--- START OF Data in this exercise ---
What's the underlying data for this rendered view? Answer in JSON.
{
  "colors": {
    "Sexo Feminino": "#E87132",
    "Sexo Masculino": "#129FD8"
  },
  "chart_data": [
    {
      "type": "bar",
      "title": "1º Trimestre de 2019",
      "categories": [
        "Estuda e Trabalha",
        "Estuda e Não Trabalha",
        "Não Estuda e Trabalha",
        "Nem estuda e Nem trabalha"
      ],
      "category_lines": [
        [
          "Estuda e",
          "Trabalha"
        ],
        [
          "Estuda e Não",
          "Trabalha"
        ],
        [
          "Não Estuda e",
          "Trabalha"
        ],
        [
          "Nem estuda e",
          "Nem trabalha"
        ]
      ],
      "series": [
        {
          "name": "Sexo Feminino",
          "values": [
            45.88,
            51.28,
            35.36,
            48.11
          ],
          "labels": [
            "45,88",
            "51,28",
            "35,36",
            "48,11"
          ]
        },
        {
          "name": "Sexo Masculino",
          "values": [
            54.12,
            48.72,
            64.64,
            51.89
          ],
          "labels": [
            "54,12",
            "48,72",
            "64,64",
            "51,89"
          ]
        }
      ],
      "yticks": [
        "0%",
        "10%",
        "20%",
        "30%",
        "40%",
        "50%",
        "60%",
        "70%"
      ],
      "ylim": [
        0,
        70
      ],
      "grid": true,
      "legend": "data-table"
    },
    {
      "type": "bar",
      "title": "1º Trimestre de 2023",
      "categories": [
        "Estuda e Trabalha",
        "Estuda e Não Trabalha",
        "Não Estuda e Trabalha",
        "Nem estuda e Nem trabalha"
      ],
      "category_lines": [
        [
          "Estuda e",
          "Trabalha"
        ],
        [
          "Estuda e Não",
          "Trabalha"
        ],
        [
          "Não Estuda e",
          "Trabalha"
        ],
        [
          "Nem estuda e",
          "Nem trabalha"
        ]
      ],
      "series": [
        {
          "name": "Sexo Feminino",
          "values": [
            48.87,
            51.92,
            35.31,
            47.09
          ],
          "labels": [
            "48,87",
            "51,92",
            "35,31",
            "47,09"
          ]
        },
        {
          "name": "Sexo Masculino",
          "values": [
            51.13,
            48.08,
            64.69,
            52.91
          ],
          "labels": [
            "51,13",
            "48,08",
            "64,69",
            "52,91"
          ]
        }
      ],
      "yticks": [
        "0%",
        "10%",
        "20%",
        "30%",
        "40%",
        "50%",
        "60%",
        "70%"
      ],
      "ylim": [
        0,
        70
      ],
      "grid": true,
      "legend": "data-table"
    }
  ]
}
--- END OF Data in this exercise ---
● Directions for this task
Transcribe all entries exactly as they are given.

● Full answer
What's the underlying data for this rendered view? Answer in JSON.
{
  "colors": {
    "Sexo Feminino": "#E87132",
    "Sexo Masculino": "#129FD8"
  },
  "chart_data": [
    {
      "type": "bar",
      "title": "1º Trimestre de 2019",
      "categories": [
        "Estuda e Trabalha",
        "Estuda e Não Trabalha",
        "Não Estuda e Trabalha",
        "Nem estuda e Nem trabalha"
      ],
      "category_lines": [
        [
          "Estuda e",
          "Trabalha"
        ],
        [
          "Estuda e Não",
          "Trabalha"
        ],
        [
          "Não Estuda e",
          "Trabalha"
        ],
        [
          "Nem estuda e",
          "Nem trabalha"
        ]
      ],
      "series": [
        {
          "name": "Sexo Feminino",
          "values": [
            45.88,
            51.28,
            35.36,
            48.11
          ],
          "labels": [
            "45,88",
            "51,28",
            "35,36",
            "48,11"
          ]
        },
        {
          "name": "Sexo Masculino",
          "values": [
            54.12,
            48.72,
            64.64,
            51.89
          ],
          "labels": [
            "54,12",
            "48,72",
            "64,64",
            "51,89"
          ]
        }
      ],
      "yticks": [
        "0%",
        "10%",
        "20%",
        "30%",
        "40%",
        "50%",
        "60%",
        "70%"
      ],
      "ylim": [
        0,
        70
      ],
      "grid": true,
      "legend": "data-table"
    },
    {
      "type": "bar",
      "title": "1º Trimestre de 2023",
      "categories": [
        "Estuda e Trabalha",
        "Estuda e Não Trabalha",
        "Não Estuda e Trabalha",
        "Nem estuda e Nem trabalha"
      ],
      "category_lines": [
        [
          "Estuda e",
          "Trabalha"
        ],
        [
          "Estuda e Não",
          "Trabalha"
        ],
        [
          "Não Estuda e",
          "Trabalha"
        ],
        [
          "Nem estuda e",
          "Nem trabalha"
        ]
      ],
      "series": [
        {
          "name": "Sexo Feminino",
          "values": [
            48.87,
            51.92,
            35.31,
            47.09
          ],
          "labels": [
            "48,87",
            "51,92",
            "35,31",
            "47,09"
          ]
        },
        {
          "name": "Sexo Masculino",
          "values": [
            51.13,
            48.08,
            64.69,
            52.91
          ],
          "labels": [
            "51,13",
            "48,08",
            "64,69",
            "52,91"
          ]
        }
      ],
      "yticks": [
        "0%",
        "10%",
        "20%",
        "30%",
        "40%",
        "50%",
        "60%",
        "70%"
      ],
      "ylim": [
        0,
        70
      ],
      "grid": true,
      "legend": "data-table"
    }
  ]
}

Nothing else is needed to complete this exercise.